### TASK GOAL
Quote the data below in full, minus the images.

### TASK INPUT

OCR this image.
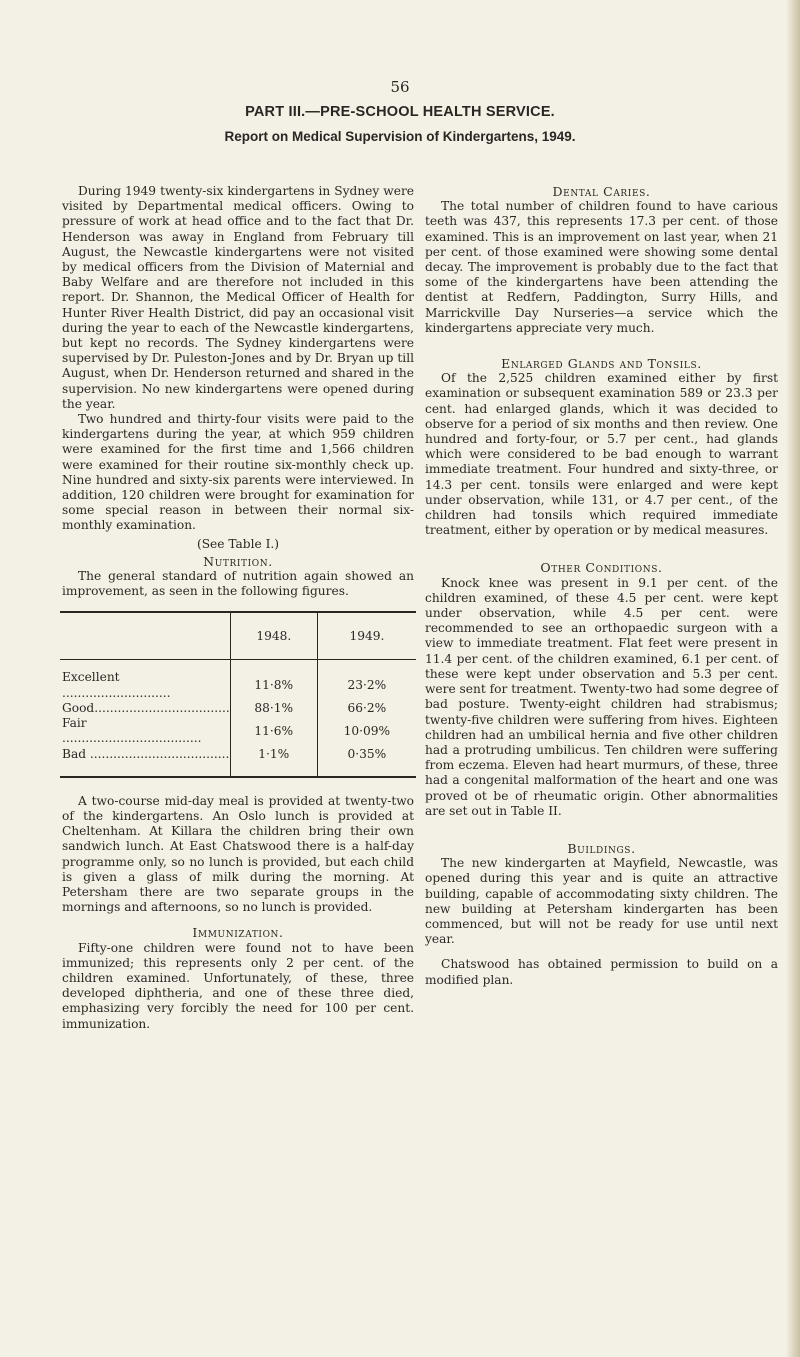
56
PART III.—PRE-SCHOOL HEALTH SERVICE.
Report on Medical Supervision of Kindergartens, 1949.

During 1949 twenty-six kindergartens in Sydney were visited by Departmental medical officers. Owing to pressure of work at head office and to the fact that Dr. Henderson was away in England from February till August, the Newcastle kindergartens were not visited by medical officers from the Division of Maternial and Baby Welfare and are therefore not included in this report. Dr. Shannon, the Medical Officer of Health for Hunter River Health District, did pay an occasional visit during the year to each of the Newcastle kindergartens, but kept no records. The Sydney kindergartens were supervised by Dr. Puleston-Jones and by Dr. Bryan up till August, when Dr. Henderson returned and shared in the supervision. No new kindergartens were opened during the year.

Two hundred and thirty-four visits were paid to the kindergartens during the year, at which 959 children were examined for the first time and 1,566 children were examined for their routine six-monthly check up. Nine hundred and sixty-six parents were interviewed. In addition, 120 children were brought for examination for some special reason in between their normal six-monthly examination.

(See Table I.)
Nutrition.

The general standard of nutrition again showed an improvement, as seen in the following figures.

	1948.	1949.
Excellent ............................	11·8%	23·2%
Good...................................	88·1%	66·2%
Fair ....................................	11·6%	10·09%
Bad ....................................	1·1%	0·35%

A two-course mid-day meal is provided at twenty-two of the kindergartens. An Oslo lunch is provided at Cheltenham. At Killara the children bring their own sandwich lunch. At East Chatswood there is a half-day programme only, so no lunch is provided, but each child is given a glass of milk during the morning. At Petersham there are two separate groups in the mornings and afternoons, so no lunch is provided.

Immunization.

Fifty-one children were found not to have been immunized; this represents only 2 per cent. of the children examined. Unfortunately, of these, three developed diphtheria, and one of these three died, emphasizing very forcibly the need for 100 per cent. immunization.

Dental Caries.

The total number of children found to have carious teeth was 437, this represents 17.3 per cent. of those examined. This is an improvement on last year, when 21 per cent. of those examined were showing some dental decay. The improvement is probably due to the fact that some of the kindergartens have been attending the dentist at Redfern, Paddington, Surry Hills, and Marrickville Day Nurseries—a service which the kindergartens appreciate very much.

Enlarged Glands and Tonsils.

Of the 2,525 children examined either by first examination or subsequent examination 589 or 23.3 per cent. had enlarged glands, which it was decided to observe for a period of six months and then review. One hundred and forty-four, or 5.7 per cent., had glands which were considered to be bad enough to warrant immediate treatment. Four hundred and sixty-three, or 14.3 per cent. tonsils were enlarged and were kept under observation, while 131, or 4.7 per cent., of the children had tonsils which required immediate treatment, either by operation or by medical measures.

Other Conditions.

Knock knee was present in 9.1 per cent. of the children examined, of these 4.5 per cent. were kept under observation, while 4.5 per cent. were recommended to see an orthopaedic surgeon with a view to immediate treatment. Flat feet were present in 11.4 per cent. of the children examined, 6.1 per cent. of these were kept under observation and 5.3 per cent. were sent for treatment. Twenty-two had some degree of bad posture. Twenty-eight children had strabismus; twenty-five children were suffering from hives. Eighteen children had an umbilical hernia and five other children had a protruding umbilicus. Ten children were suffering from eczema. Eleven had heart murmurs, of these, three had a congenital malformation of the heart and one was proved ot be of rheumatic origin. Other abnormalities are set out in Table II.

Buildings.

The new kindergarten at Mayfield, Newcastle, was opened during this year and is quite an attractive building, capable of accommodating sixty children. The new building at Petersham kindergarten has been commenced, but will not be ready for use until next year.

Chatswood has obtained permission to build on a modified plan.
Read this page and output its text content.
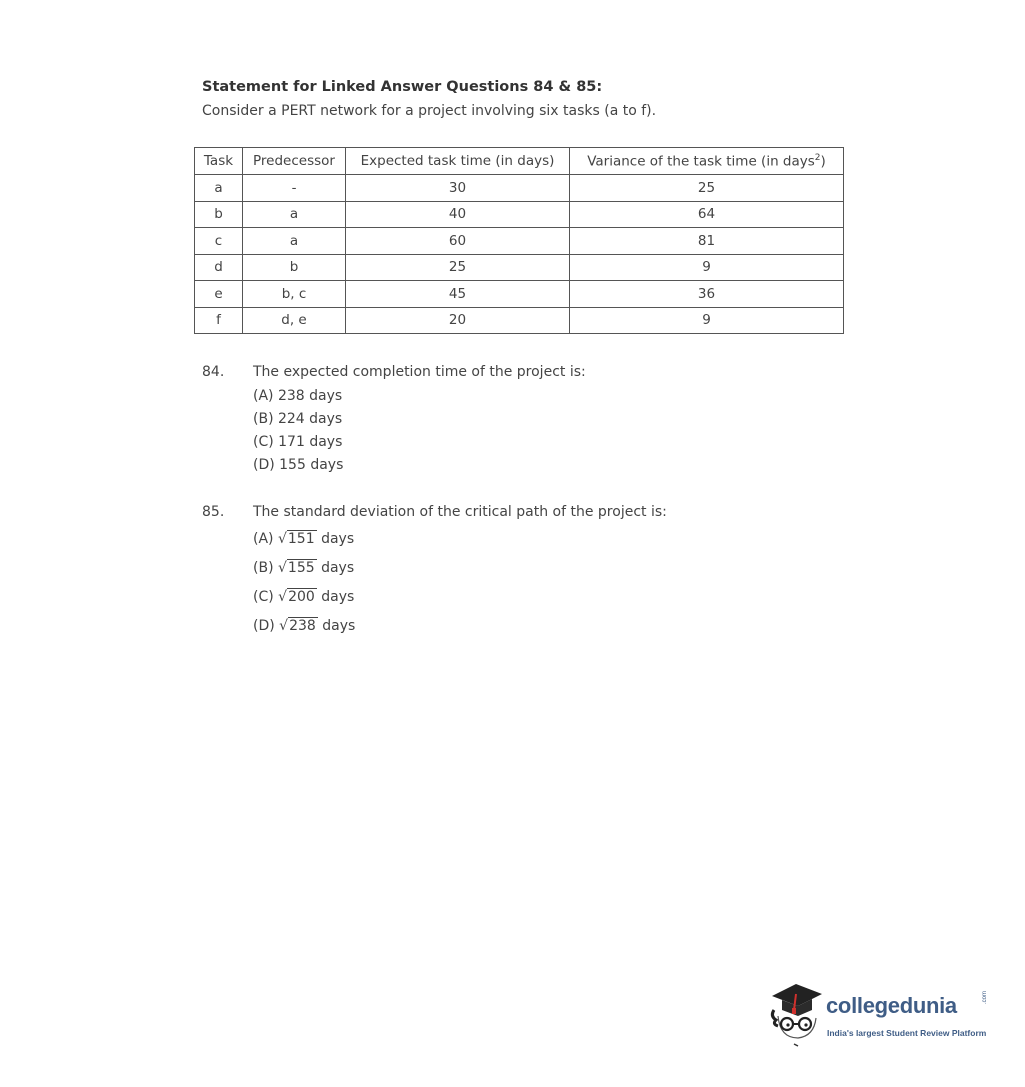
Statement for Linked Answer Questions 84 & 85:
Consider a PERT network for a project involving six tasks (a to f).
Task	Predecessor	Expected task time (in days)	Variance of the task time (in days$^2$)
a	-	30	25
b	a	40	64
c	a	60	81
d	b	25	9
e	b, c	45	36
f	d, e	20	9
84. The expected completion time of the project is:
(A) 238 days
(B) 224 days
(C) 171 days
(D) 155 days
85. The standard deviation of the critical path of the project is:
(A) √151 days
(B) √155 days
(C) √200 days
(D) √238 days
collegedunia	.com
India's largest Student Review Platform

### SOLUTION BELOW
OCR this image.
56
PART III.—PRE-SCHOOL HEALTH SERVICE.
Report on Medical Supervision of Kindergartens, 1949.

During 1949 twenty-six kindergartens in Sydney were visited by Departmental medical officers. Owing to pressure of work at head office and to the fact that Dr. Henderson was away in England from February till August, the Newcastle kindergartens were not visited by medical officers from the Division of Maternial and Baby Welfare and are therefore not included in this report. Dr. Shannon, the Medical Officer of Health for Hunter River Health District, did pay an occasional visit during the year to each of the Newcastle kindergartens, but kept no records. The Sydney kindergartens were supervised by Dr. Puleston-Jones and by Dr. Bryan up till August, when Dr. Henderson returned and shared in the supervision. No new kindergartens were opened during the year.

Two hundred and thirty-four visits were paid to the kindergartens during the year, at which 959 children were examined for the first time and 1,566 children were examined for their routine six-monthly check up. Nine hundred and sixty-six parents were interviewed. In addition, 120 children were brought for examination for some special reason in between their normal six-monthly examination.

(See Table I.)
Nutrition.

The general standard of nutrition again showed an improvement, as seen in the following figures.

	1948.	1949.
Excellent ............................	11·8%	23·2%
Good...................................	88·1%	66·2%
Fair ....................................	11·6%	10·09%
Bad ....................................	1·1%	0·35%

A two-course mid-day meal is provided at twenty-two of the kindergartens. An Oslo lunch is provided at Cheltenham. At Killara the children bring their own sandwich lunch. At East Chatswood there is a half-day programme only, so no lunch is provided, but each child is given a glass of milk during the morning. At Petersham there are two separate groups in the mornings and afternoons, so no lunch is provided.

Immunization.

Fifty-one children were found not to have been immunized; this represents only 2 per cent. of the children examined. Unfortunately, of these, three developed diphtheria, and one of these three died, emphasizing very forcibly the need for 100 per cent. immunization.

Dental Caries.

The total number of children found to have carious teeth was 437, this represents 17.3 per cent. of those examined. This is an improvement on last year, when 21 per cent. of those examined were showing some dental decay. The improvement is probably due to the fact that some of the kindergartens have been attending the dentist at Redfern, Paddington, Surry Hills, and Marrickville Day Nurseries—a service which the kindergartens appreciate very much.

Enlarged Glands and Tonsils.

Of the 2,525 children examined either by first examination or subsequent examination 589 or 23.3 per cent. had enlarged glands, which it was decided to observe for a period of six months and then review. One hundred and forty-four, or 5.7 per cent., had glands which were considered to be bad enough to warrant immediate treatment. Four hundred and sixty-three, or 14.3 per cent. tonsils were enlarged and were kept under observation, while 131, or 4.7 per cent., of the children had tonsils which required immediate treatment, either by operation or by medical measures.

Other Conditions.

Knock knee was present in 9.1 per cent. of the children examined, of these 4.5 per cent. were kept under observation, while 4.5 per cent. were recommended to see an orthopaedic surgeon with a view to immediate treatment. Flat feet were present in 11.4 per cent. of the children examined, 6.1 per cent. of these were kept under observation and 5.3 per cent. were sent for treatment. Twenty-two had some degree of bad posture. Twenty-eight children had strabismus; twenty-five children were suffering from hives. Eighteen children had an umbilical hernia and five other children had a protruding umbilicus. Ten children were suffering from eczema. Eleven had heart murmurs, of these, three had a congenital malformation of the heart and one was proved ot be of rheumatic origin. Other abnormalities are set out in Table II.

Buildings.

The new kindergarten at Mayfield, Newcastle, was opened during this year and is quite an attractive building, capable of accommodating sixty children. The new building at Petersham kindergarten has been commenced, but will not be ready for use until next year.

Chatswood has obtained permission to build on a modified plan.
Read this page and output its text content.
Statement for Linked Answer Questions 84 & 85:
Consider a PERT network for a project involving six tasks (a to f).
Task	Predecessor	Expected task time (in days)	Variance of the task time (in days$^2$)
a	-	30	25
b	a	40	64
c	a	60	81
d	b	25	9
e	b, c	45	36
f	d, e	20	9
84. The expected completion time of the project is:
(A) 238 days
(B) 224 days
(C) 171 days
(D) 155 days
85. The standard deviation of the critical path of the project is:
(A) √151 days
(B) √155 days
(C) √200 days
(D) √238 days
collegedunia	.com
India's largest Student Review Platform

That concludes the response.